(Stored data entries)
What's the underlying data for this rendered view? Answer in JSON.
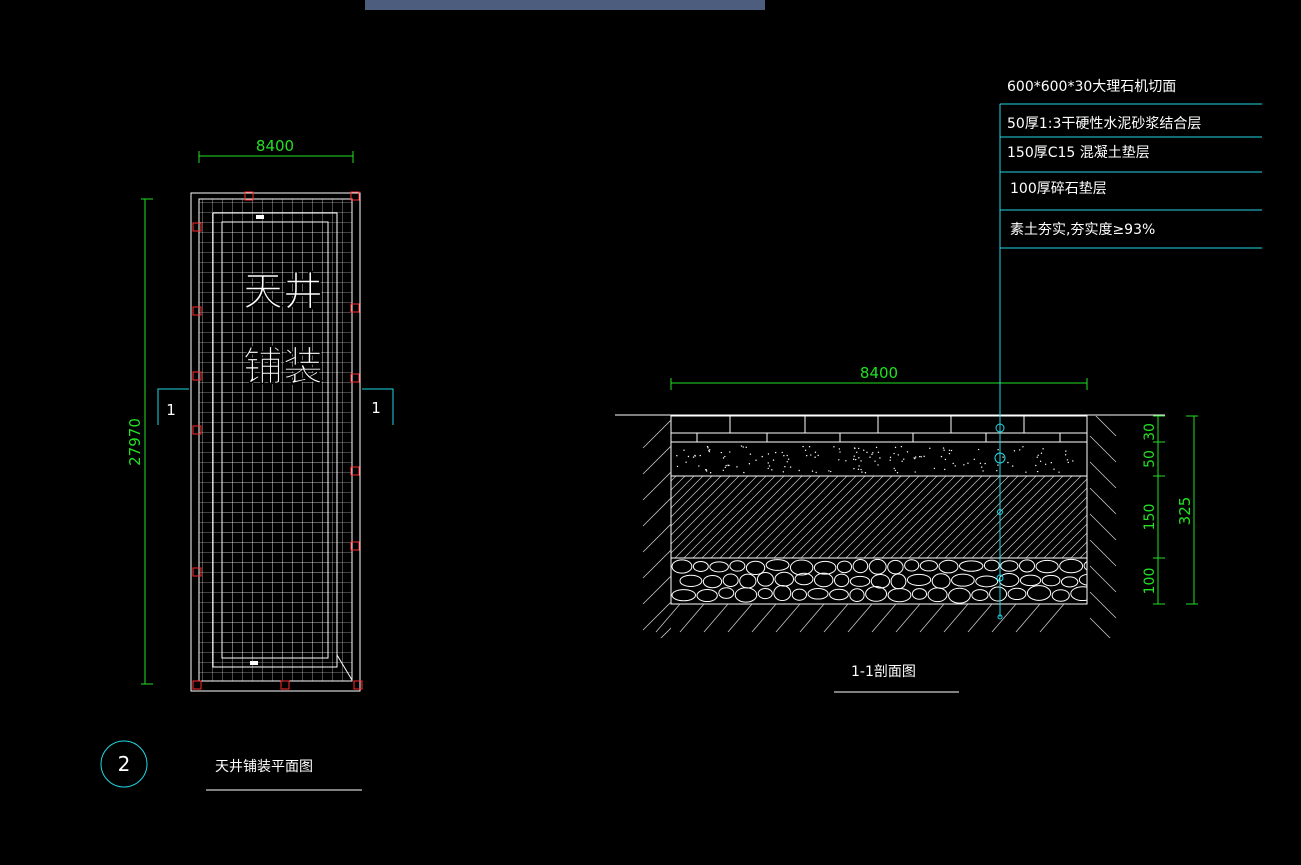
{
  "plan": {
    "width_dim": "8400",
    "height_dim": "27970",
    "room_label_line1": "天井",
    "room_label_line2": "铺装",
    "section_mark_left": "1",
    "section_mark_right": "1",
    "drawing_number": "2",
    "title": "天井铺装平面图"
  },
  "section": {
    "width_dim": "8400",
    "title": "1-1剖面图",
    "layer_dims": [
      "30",
      "50",
      "150",
      "100"
    ],
    "total_dim": "325",
    "layers": [
      "600*600*30大理石机切面",
      "50厚1:3干硬性水泥砂浆结合层",
      "150厚C15 混凝土垫层",
      "100厚碎石垫层",
      "素土夯实,夯实度≥93%"
    ]
  },
  "colors": {
    "background": "#000000",
    "linework": "#ffffff",
    "dimension": "#22e022",
    "leader": "#22d6e6",
    "column": "#ff2a2a",
    "hatch": "#c8c8c8",
    "topbar": "#4d5d7e"
  }
}
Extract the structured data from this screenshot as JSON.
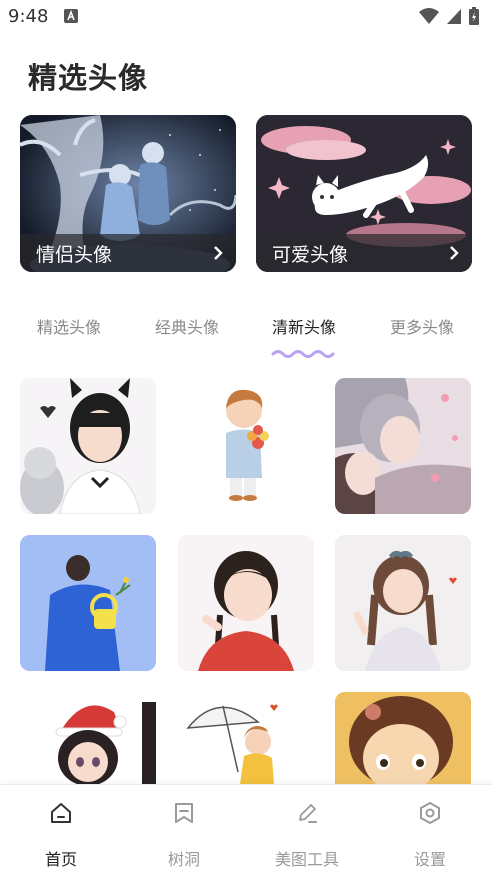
{
  "status": {
    "time": "9:48",
    "icons": [
      "app-notification-icon",
      "wifi-icon",
      "signal-icon",
      "battery-charging-icon"
    ]
  },
  "header": {
    "title": "精选头像"
  },
  "cards": [
    {
      "label": "情侣头像",
      "icon": "chevron-right-icon"
    },
    {
      "label": "可爱头像",
      "icon": "chevron-right-icon"
    }
  ],
  "tabs": [
    {
      "label": "精选头像",
      "active": false
    },
    {
      "label": "经典头像",
      "active": false
    },
    {
      "label": "清新头像",
      "active": true
    },
    {
      "label": "更多头像",
      "active": false
    }
  ],
  "grid": {
    "rows": 3,
    "columns": 3,
    "accent": "#b9a3f0"
  },
  "bottom_nav": [
    {
      "label": "首页",
      "icon": "home-icon",
      "active": true
    },
    {
      "label": "树洞",
      "icon": "bookmark-icon",
      "active": false
    },
    {
      "label": "美图工具",
      "icon": "pen-icon",
      "active": false
    },
    {
      "label": "设置",
      "icon": "hexagon-settings-icon",
      "active": false
    }
  ]
}
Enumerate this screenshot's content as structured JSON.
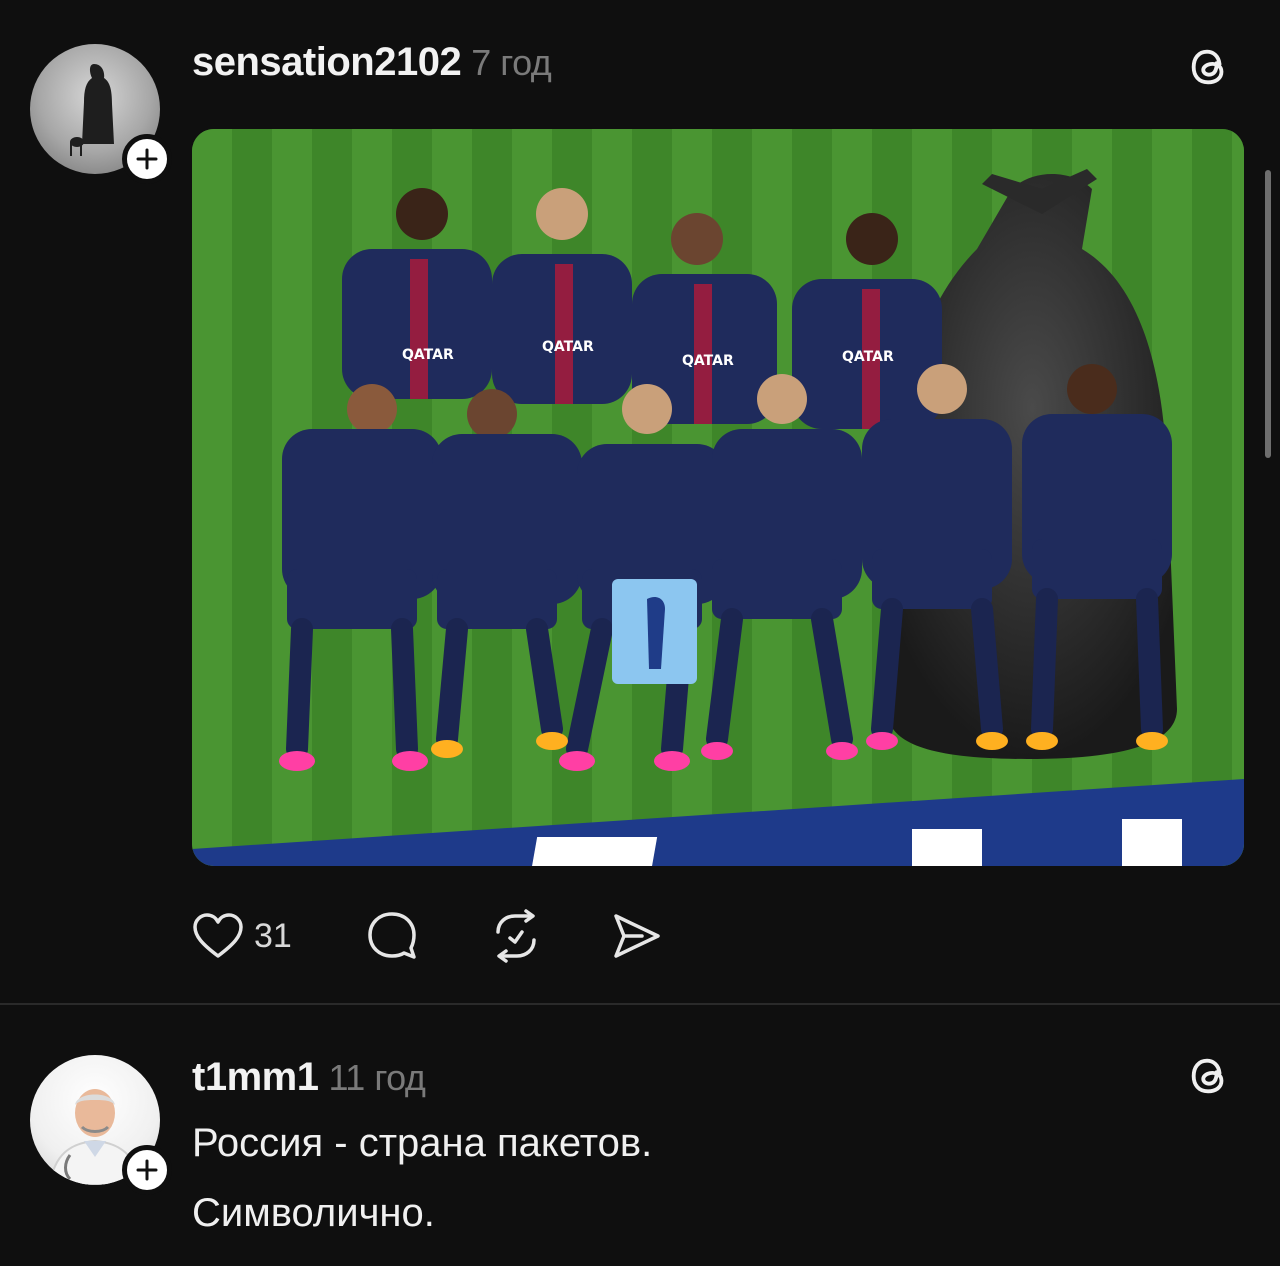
{
  "posts": [
    {
      "username": "sensation2102",
      "time": "7 год",
      "likes": "31",
      "media_description": "PSG team photo with a black garbage bag standing in the lineup",
      "icons": [
        "threads-logo-icon",
        "follow-plus-icon",
        "heart-icon",
        "comment-icon",
        "repost-icon",
        "share-icon"
      ]
    },
    {
      "username": "t1mm1",
      "time": "11 год",
      "lines": [
        "Россия - страна пакетов.",
        "Символично."
      ],
      "icons": [
        "threads-logo-icon",
        "follow-plus-icon"
      ]
    }
  ],
  "colors": {
    "background": "#0f0f0f",
    "pitch": "#3f8a2c",
    "jersey": "#1f2b5c",
    "boots": "#ff3fa4"
  }
}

• [Set problem]
Keep the pictures out of the copy and write out the data exactly as it stands.

• [Response to this task]
What's the underlying data for this rendered view? Answer in JSON.
{
  "plan": {
    "width_dim": "8400",
    "height_dim": "27970",
    "room_label_line1": "天井",
    "room_label_line2": "铺装",
    "section_mark_left": "1",
    "section_mark_right": "1",
    "drawing_number": "2",
    "title": "天井铺装平面图"
  },
  "section": {
    "width_dim": "8400",
    "title": "1-1剖面图",
    "layer_dims": [
      "30",
      "50",
      "150",
      "100"
    ],
    "total_dim": "325",
    "layers": [
      "600*600*30大理石机切面",
      "50厚1:3干硬性水泥砂浆结合层",
      "150厚C15 混凝土垫层",
      "100厚碎石垫层",
      "素土夯实,夯实度≥93%"
    ]
  },
  "colors": {
    "background": "#000000",
    "linework": "#ffffff",
    "dimension": "#22e022",
    "leader": "#22d6e6",
    "column": "#ff2a2a",
    "hatch": "#c8c8c8",
    "topbar": "#4d5d7e"
  }
}
Extract the structured data from this screenshot as JSON.
{
  "status": {
    "time": "9:48",
    "icons": [
      "app-notification-icon",
      "wifi-icon",
      "signal-icon",
      "battery-charging-icon"
    ]
  },
  "header": {
    "title": "精选头像"
  },
  "cards": [
    {
      "label": "情侣头像",
      "icon": "chevron-right-icon"
    },
    {
      "label": "可爱头像",
      "icon": "chevron-right-icon"
    }
  ],
  "tabs": [
    {
      "label": "精选头像",
      "active": false
    },
    {
      "label": "经典头像",
      "active": false
    },
    {
      "label": "清新头像",
      "active": true
    },
    {
      "label": "更多头像",
      "active": false
    }
  ],
  "grid": {
    "rows": 3,
    "columns": 3,
    "accent": "#b9a3f0"
  },
  "bottom_nav": [
    {
      "label": "首页",
      "icon": "home-icon",
      "active": true
    },
    {
      "label": "树洞",
      "icon": "bookmark-icon",
      "active": false
    },
    {
      "label": "美图工具",
      "icon": "pen-icon",
      "active": false
    },
    {
      "label": "设置",
      "icon": "hexagon-settings-icon",
      "active": false
    }
  ]
}
Enumerate this screenshot's content as structured JSON.
{
  "posts": [
    {
      "username": "sensation2102",
      "time": "7 год",
      "likes": "31",
      "media_description": "PSG team photo with a black garbage bag standing in the lineup",
      "icons": [
        "threads-logo-icon",
        "follow-plus-icon",
        "heart-icon",
        "comment-icon",
        "repost-icon",
        "share-icon"
      ]
    },
    {
      "username": "t1mm1",
      "time": "11 год",
      "lines": [
        "Россия - страна пакетов.",
        "Символично."
      ],
      "icons": [
        "threads-logo-icon",
        "follow-plus-icon"
      ]
    }
  ],
  "colors": {
    "background": "#0f0f0f",
    "pitch": "#3f8a2c",
    "jersey": "#1f2b5c",
    "boots": "#ff3fa4"
  }
}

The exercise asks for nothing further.